» Description of the task: Only the pictures are left out: repeat the rest of the entries exactly.

[Excerpts from a figure dataset]
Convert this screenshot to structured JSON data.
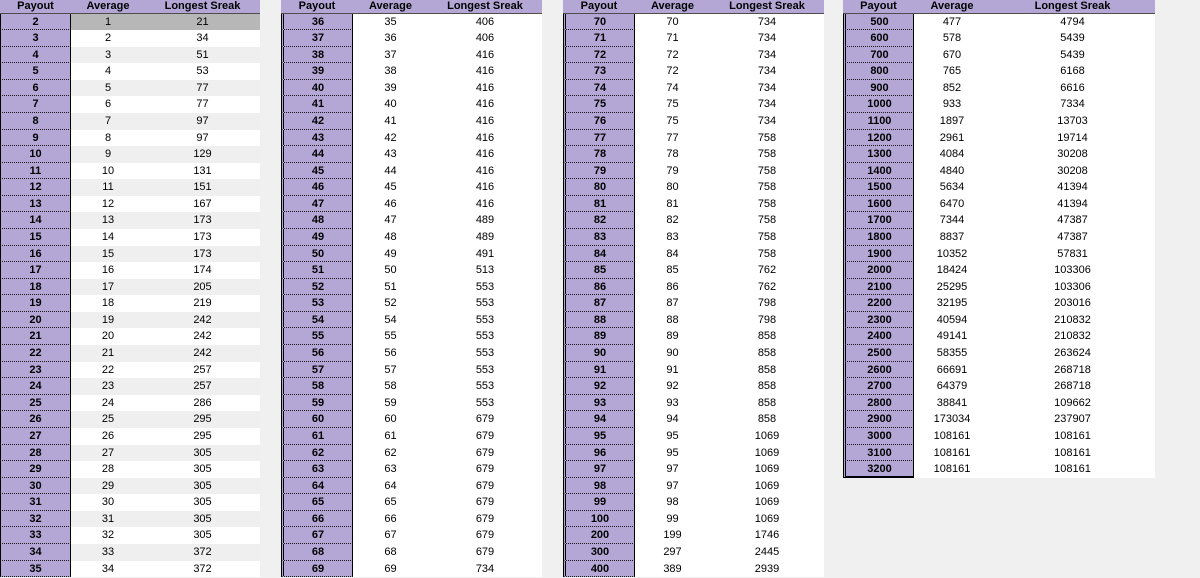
{
  "colors": {
    "page_background": "#f0f0f0",
    "header_purple": "#b4a7d6",
    "payout_cell_purple": "#b4a7d6",
    "selected_row_gray": "#b7b7b7",
    "alt_row_gray": "#efefef",
    "header_underline": "#4d4d4d",
    "cell_border_black": "#000000"
  },
  "headers": {
    "payout": "Payout",
    "average": "Average",
    "longest_streak": "Longest Sreak"
  },
  "tables": [
    {
      "name": "payout-table-2-35",
      "zebra": true,
      "selected_row_index": 0,
      "rows": [
        [
          2,
          1,
          21
        ],
        [
          3,
          2,
          34
        ],
        [
          4,
          3,
          51
        ],
        [
          5,
          4,
          53
        ],
        [
          6,
          5,
          77
        ],
        [
          7,
          6,
          77
        ],
        [
          8,
          7,
          97
        ],
        [
          9,
          8,
          97
        ],
        [
          10,
          9,
          129
        ],
        [
          11,
          10,
          131
        ],
        [
          12,
          11,
          151
        ],
        [
          13,
          12,
          167
        ],
        [
          14,
          13,
          173
        ],
        [
          15,
          14,
          173
        ],
        [
          16,
          15,
          173
        ],
        [
          17,
          16,
          174
        ],
        [
          18,
          17,
          205
        ],
        [
          19,
          18,
          219
        ],
        [
          20,
          19,
          242
        ],
        [
          21,
          20,
          242
        ],
        [
          22,
          21,
          242
        ],
        [
          23,
          22,
          257
        ],
        [
          24,
          23,
          257
        ],
        [
          25,
          24,
          286
        ],
        [
          26,
          25,
          295
        ],
        [
          27,
          26,
          295
        ],
        [
          28,
          27,
          305
        ],
        [
          29,
          28,
          305
        ],
        [
          30,
          29,
          305
        ],
        [
          31,
          30,
          305
        ],
        [
          32,
          31,
          305
        ],
        [
          33,
          32,
          305
        ],
        [
          34,
          33,
          372
        ],
        [
          35,
          34,
          372
        ]
      ]
    },
    {
      "name": "payout-table-36-69",
      "zebra": false,
      "selected_row_index": -1,
      "rows": [
        [
          36,
          35,
          406
        ],
        [
          37,
          36,
          406
        ],
        [
          38,
          37,
          416
        ],
        [
          39,
          38,
          416
        ],
        [
          40,
          39,
          416
        ],
        [
          41,
          40,
          416
        ],
        [
          42,
          41,
          416
        ],
        [
          43,
          42,
          416
        ],
        [
          44,
          43,
          416
        ],
        [
          45,
          44,
          416
        ],
        [
          46,
          45,
          416
        ],
        [
          47,
          46,
          416
        ],
        [
          48,
          47,
          489
        ],
        [
          49,
          48,
          489
        ],
        [
          50,
          49,
          491
        ],
        [
          51,
          50,
          513
        ],
        [
          52,
          51,
          553
        ],
        [
          53,
          52,
          553
        ],
        [
          54,
          54,
          553
        ],
        [
          55,
          55,
          553
        ],
        [
          56,
          56,
          553
        ],
        [
          57,
          57,
          553
        ],
        [
          58,
          58,
          553
        ],
        [
          59,
          59,
          553
        ],
        [
          60,
          60,
          679
        ],
        [
          61,
          61,
          679
        ],
        [
          62,
          62,
          679
        ],
        [
          63,
          63,
          679
        ],
        [
          64,
          64,
          679
        ],
        [
          65,
          65,
          679
        ],
        [
          66,
          66,
          679
        ],
        [
          67,
          67,
          679
        ],
        [
          68,
          68,
          679
        ],
        [
          69,
          69,
          734
        ]
      ]
    },
    {
      "name": "payout-table-70-400",
      "zebra": false,
      "selected_row_index": -1,
      "rows": [
        [
          70,
          70,
          734
        ],
        [
          71,
          71,
          734
        ],
        [
          72,
          72,
          734
        ],
        [
          73,
          72,
          734
        ],
        [
          74,
          74,
          734
        ],
        [
          75,
          75,
          734
        ],
        [
          76,
          75,
          734
        ],
        [
          77,
          77,
          758
        ],
        [
          78,
          78,
          758
        ],
        [
          79,
          79,
          758
        ],
        [
          80,
          80,
          758
        ],
        [
          81,
          81,
          758
        ],
        [
          82,
          82,
          758
        ],
        [
          83,
          83,
          758
        ],
        [
          84,
          84,
          758
        ],
        [
          85,
          85,
          762
        ],
        [
          86,
          86,
          762
        ],
        [
          87,
          87,
          798
        ],
        [
          88,
          88,
          798
        ],
        [
          89,
          89,
          858
        ],
        [
          90,
          90,
          858
        ],
        [
          91,
          91,
          858
        ],
        [
          92,
          92,
          858
        ],
        [
          93,
          93,
          858
        ],
        [
          94,
          94,
          858
        ],
        [
          95,
          95,
          1069
        ],
        [
          96,
          95,
          1069
        ],
        [
          97,
          97,
          1069
        ],
        [
          98,
          97,
          1069
        ],
        [
          99,
          98,
          1069
        ],
        [
          100,
          99,
          1069
        ],
        [
          200,
          199,
          1746
        ],
        [
          300,
          297,
          2445
        ],
        [
          400,
          389,
          2939
        ]
      ]
    },
    {
      "name": "payout-table-500-3200",
      "zebra": false,
      "selected_row_index": -1,
      "rows": [
        [
          500,
          477,
          4794
        ],
        [
          600,
          578,
          5439
        ],
        [
          700,
          670,
          5439
        ],
        [
          800,
          765,
          6168
        ],
        [
          900,
          852,
          6616
        ],
        [
          1000,
          933,
          7334
        ],
        [
          1100,
          1897,
          13703
        ],
        [
          1200,
          2961,
          19714
        ],
        [
          1300,
          4084,
          30208
        ],
        [
          1400,
          4840,
          30208
        ],
        [
          1500,
          5634,
          41394
        ],
        [
          1600,
          6470,
          41394
        ],
        [
          1700,
          7344,
          47387
        ],
        [
          1800,
          8837,
          47387
        ],
        [
          1900,
          10352,
          57831
        ],
        [
          2000,
          18424,
          103306
        ],
        [
          2100,
          25295,
          103306
        ],
        [
          2200,
          32195,
          203016
        ],
        [
          2300,
          40594,
          210832
        ],
        [
          2400,
          49141,
          210832
        ],
        [
          2500,
          58355,
          263624
        ],
        [
          2600,
          66691,
          268718
        ],
        [
          2700,
          64379,
          268718
        ],
        [
          2800,
          38841,
          109662
        ],
        [
          2900,
          173034,
          237907
        ],
        [
          3000,
          108161,
          108161
        ],
        [
          3100,
          108161,
          108161
        ],
        [
          3200,
          108161,
          108161
        ]
      ]
    }
  ]
}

» Written solution:
Convert this screenshot to structured JSON data.
{
  "colors": {
    "page_background": "#f0f0f0",
    "header_purple": "#b4a7d6",
    "payout_cell_purple": "#b4a7d6",
    "selected_row_gray": "#b7b7b7",
    "alt_row_gray": "#efefef",
    "header_underline": "#4d4d4d",
    "cell_border_black": "#000000"
  },
  "headers": {
    "payout": "Payout",
    "average": "Average",
    "longest_streak": "Longest Sreak"
  },
  "tables": [
    {
      "name": "payout-table-2-35",
      "zebra": true,
      "selected_row_index": 0,
      "rows": [
        [
          2,
          1,
          21
        ],
        [
          3,
          2,
          34
        ],
        [
          4,
          3,
          51
        ],
        [
          5,
          4,
          53
        ],
        [
          6,
          5,
          77
        ],
        [
          7,
          6,
          77
        ],
        [
          8,
          7,
          97
        ],
        [
          9,
          8,
          97
        ],
        [
          10,
          9,
          129
        ],
        [
          11,
          10,
          131
        ],
        [
          12,
          11,
          151
        ],
        [
          13,
          12,
          167
        ],
        [
          14,
          13,
          173
        ],
        [
          15,
          14,
          173
        ],
        [
          16,
          15,
          173
        ],
        [
          17,
          16,
          174
        ],
        [
          18,
          17,
          205
        ],
        [
          19,
          18,
          219
        ],
        [
          20,
          19,
          242
        ],
        [
          21,
          20,
          242
        ],
        [
          22,
          21,
          242
        ],
        [
          23,
          22,
          257
        ],
        [
          24,
          23,
          257
        ],
        [
          25,
          24,
          286
        ],
        [
          26,
          25,
          295
        ],
        [
          27,
          26,
          295
        ],
        [
          28,
          27,
          305
        ],
        [
          29,
          28,
          305
        ],
        [
          30,
          29,
          305
        ],
        [
          31,
          30,
          305
        ],
        [
          32,
          31,
          305
        ],
        [
          33,
          32,
          305
        ],
        [
          34,
          33,
          372
        ],
        [
          35,
          34,
          372
        ]
      ]
    },
    {
      "name": "payout-table-36-69",
      "zebra": false,
      "selected_row_index": -1,
      "rows": [
        [
          36,
          35,
          406
        ],
        [
          37,
          36,
          406
        ],
        [
          38,
          37,
          416
        ],
        [
          39,
          38,
          416
        ],
        [
          40,
          39,
          416
        ],
        [
          41,
          40,
          416
        ],
        [
          42,
          41,
          416
        ],
        [
          43,
          42,
          416
        ],
        [
          44,
          43,
          416
        ],
        [
          45,
          44,
          416
        ],
        [
          46,
          45,
          416
        ],
        [
          47,
          46,
          416
        ],
        [
          48,
          47,
          489
        ],
        [
          49,
          48,
          489
        ],
        [
          50,
          49,
          491
        ],
        [
          51,
          50,
          513
        ],
        [
          52,
          51,
          553
        ],
        [
          53,
          52,
          553
        ],
        [
          54,
          54,
          553
        ],
        [
          55,
          55,
          553
        ],
        [
          56,
          56,
          553
        ],
        [
          57,
          57,
          553
        ],
        [
          58,
          58,
          553
        ],
        [
          59,
          59,
          553
        ],
        [
          60,
          60,
          679
        ],
        [
          61,
          61,
          679
        ],
        [
          62,
          62,
          679
        ],
        [
          63,
          63,
          679
        ],
        [
          64,
          64,
          679
        ],
        [
          65,
          65,
          679
        ],
        [
          66,
          66,
          679
        ],
        [
          67,
          67,
          679
        ],
        [
          68,
          68,
          679
        ],
        [
          69,
          69,
          734
        ]
      ]
    },
    {
      "name": "payout-table-70-400",
      "zebra": false,
      "selected_row_index": -1,
      "rows": [
        [
          70,
          70,
          734
        ],
        [
          71,
          71,
          734
        ],
        [
          72,
          72,
          734
        ],
        [
          73,
          72,
          734
        ],
        [
          74,
          74,
          734
        ],
        [
          75,
          75,
          734
        ],
        [
          76,
          75,
          734
        ],
        [
          77,
          77,
          758
        ],
        [
          78,
          78,
          758
        ],
        [
          79,
          79,
          758
        ],
        [
          80,
          80,
          758
        ],
        [
          81,
          81,
          758
        ],
        [
          82,
          82,
          758
        ],
        [
          83,
          83,
          758
        ],
        [
          84,
          84,
          758
        ],
        [
          85,
          85,
          762
        ],
        [
          86,
          86,
          762
        ],
        [
          87,
          87,
          798
        ],
        [
          88,
          88,
          798
        ],
        [
          89,
          89,
          858
        ],
        [
          90,
          90,
          858
        ],
        [
          91,
          91,
          858
        ],
        [
          92,
          92,
          858
        ],
        [
          93,
          93,
          858
        ],
        [
          94,
          94,
          858
        ],
        [
          95,
          95,
          1069
        ],
        [
          96,
          95,
          1069
        ],
        [
          97,
          97,
          1069
        ],
        [
          98,
          97,
          1069
        ],
        [
          99,
          98,
          1069
        ],
        [
          100,
          99,
          1069
        ],
        [
          200,
          199,
          1746
        ],
        [
          300,
          297,
          2445
        ],
        [
          400,
          389,
          2939
        ]
      ]
    },
    {
      "name": "payout-table-500-3200",
      "zebra": false,
      "selected_row_index": -1,
      "rows": [
        [
          500,
          477,
          4794
        ],
        [
          600,
          578,
          5439
        ],
        [
          700,
          670,
          5439
        ],
        [
          800,
          765,
          6168
        ],
        [
          900,
          852,
          6616
        ],
        [
          1000,
          933,
          7334
        ],
        [
          1100,
          1897,
          13703
        ],
        [
          1200,
          2961,
          19714
        ],
        [
          1300,
          4084,
          30208
        ],
        [
          1400,
          4840,
          30208
        ],
        [
          1500,
          5634,
          41394
        ],
        [
          1600,
          6470,
          41394
        ],
        [
          1700,
          7344,
          47387
        ],
        [
          1800,
          8837,
          47387
        ],
        [
          1900,
          10352,
          57831
        ],
        [
          2000,
          18424,
          103306
        ],
        [
          2100,
          25295,
          103306
        ],
        [
          2200,
          32195,
          203016
        ],
        [
          2300,
          40594,
          210832
        ],
        [
          2400,
          49141,
          210832
        ],
        [
          2500,
          58355,
          263624
        ],
        [
          2600,
          66691,
          268718
        ],
        [
          2700,
          64379,
          268718
        ],
        [
          2800,
          38841,
          109662
        ],
        [
          2900,
          173034,
          237907
        ],
        [
          3000,
          108161,
          108161
        ],
        [
          3100,
          108161,
          108161
        ],
        [
          3200,
          108161,
          108161
        ]
      ]
    }
  ]
}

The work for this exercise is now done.